__Goal__. Work out how many lines hold "Кирилл". Give the number and nothing else.

__Source data__.

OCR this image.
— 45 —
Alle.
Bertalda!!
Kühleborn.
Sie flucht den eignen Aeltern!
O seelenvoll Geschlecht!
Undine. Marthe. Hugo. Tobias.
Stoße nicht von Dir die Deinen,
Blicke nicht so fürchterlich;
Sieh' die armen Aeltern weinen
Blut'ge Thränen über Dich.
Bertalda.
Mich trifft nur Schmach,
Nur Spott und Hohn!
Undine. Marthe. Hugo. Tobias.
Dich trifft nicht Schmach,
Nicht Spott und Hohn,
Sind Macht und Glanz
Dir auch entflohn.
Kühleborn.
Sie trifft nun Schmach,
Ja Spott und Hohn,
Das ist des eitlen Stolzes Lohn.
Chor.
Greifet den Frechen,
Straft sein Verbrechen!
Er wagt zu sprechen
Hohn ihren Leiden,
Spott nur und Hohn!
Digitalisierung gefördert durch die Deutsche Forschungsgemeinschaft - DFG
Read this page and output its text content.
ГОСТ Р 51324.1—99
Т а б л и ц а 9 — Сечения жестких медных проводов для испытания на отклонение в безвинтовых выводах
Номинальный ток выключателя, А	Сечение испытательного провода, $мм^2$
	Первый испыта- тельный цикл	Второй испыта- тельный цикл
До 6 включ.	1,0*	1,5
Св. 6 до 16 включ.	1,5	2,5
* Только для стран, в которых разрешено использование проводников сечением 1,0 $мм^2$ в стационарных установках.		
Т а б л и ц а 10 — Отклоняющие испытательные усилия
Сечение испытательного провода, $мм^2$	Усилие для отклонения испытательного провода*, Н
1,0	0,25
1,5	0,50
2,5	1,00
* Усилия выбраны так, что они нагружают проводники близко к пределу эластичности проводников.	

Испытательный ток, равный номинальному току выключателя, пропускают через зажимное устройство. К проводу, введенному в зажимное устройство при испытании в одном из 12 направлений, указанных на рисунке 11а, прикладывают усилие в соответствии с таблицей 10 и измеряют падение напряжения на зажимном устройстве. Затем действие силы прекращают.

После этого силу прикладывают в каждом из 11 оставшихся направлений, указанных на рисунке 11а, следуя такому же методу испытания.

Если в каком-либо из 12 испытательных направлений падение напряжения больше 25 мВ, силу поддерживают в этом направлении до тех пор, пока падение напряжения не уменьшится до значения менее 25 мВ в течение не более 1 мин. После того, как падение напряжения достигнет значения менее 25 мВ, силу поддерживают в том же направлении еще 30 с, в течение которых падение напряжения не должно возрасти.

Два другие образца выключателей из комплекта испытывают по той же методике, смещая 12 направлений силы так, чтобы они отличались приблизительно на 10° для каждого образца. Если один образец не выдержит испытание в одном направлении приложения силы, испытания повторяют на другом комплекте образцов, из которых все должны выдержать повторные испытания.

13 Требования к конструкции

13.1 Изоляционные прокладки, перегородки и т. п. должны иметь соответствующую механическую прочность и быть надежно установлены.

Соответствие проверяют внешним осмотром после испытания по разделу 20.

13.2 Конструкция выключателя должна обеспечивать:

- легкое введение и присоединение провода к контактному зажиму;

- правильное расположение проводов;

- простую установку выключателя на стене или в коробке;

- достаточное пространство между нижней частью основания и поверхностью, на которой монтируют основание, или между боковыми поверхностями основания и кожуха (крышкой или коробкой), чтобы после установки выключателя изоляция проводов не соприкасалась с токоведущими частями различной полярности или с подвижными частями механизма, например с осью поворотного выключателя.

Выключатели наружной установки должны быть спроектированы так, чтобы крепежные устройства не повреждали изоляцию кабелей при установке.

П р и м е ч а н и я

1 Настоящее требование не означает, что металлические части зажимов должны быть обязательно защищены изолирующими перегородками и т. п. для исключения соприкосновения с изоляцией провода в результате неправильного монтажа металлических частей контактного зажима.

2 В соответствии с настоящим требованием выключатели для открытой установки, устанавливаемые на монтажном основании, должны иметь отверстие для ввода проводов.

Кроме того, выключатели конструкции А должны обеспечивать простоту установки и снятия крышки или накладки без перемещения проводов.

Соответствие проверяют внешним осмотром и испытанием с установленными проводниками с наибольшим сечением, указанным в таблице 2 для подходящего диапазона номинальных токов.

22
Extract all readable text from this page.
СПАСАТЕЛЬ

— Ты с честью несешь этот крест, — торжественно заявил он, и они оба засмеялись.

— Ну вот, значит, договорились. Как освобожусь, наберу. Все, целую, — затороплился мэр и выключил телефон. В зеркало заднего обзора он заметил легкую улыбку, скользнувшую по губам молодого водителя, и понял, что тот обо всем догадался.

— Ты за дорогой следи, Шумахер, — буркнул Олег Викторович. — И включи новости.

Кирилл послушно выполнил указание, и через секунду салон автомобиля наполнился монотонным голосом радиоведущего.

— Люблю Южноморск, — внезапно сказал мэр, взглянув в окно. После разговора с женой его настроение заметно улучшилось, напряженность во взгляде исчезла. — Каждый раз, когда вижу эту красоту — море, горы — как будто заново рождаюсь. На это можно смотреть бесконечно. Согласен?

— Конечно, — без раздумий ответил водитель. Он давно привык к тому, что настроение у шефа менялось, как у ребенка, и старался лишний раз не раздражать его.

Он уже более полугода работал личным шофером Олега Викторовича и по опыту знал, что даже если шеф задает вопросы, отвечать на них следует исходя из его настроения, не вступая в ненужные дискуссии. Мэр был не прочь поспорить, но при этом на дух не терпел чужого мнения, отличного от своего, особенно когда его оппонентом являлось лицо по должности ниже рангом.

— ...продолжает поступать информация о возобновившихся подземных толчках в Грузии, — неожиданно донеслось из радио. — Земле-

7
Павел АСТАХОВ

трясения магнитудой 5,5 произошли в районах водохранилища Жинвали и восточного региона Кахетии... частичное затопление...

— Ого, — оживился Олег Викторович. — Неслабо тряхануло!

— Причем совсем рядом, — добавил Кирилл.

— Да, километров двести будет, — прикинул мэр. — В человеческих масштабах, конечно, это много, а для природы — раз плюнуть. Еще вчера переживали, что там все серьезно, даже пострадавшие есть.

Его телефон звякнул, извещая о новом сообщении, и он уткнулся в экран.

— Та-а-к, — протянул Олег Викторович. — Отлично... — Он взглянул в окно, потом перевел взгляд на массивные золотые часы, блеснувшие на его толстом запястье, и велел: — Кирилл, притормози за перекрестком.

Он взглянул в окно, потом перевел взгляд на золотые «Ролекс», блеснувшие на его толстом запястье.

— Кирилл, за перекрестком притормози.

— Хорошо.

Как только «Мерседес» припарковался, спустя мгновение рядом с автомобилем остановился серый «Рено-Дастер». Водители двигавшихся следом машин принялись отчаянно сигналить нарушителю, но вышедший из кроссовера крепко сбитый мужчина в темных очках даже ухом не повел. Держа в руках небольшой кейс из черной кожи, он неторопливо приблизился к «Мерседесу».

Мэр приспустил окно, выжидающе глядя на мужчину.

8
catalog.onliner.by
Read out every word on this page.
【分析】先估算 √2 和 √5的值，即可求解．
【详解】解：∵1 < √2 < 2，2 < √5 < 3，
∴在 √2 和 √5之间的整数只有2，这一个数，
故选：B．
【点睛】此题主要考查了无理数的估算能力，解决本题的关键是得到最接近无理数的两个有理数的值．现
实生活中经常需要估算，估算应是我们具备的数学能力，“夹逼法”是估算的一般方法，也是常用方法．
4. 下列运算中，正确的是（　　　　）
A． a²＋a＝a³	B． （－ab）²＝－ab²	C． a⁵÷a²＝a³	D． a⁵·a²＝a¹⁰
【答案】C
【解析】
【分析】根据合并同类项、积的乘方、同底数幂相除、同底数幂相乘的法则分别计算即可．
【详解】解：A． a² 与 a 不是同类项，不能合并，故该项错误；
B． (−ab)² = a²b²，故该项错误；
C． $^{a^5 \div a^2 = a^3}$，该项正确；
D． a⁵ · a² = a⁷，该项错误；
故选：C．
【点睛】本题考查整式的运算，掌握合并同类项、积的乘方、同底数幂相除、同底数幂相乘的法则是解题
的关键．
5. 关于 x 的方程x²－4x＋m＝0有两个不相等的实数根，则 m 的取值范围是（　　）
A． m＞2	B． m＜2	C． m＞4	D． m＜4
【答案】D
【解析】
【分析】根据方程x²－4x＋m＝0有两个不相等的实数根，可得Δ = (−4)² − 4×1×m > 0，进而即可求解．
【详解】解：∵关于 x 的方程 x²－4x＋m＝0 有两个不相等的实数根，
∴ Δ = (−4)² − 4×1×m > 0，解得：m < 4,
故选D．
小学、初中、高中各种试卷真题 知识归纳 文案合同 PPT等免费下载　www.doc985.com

__Response for this exercise__. 4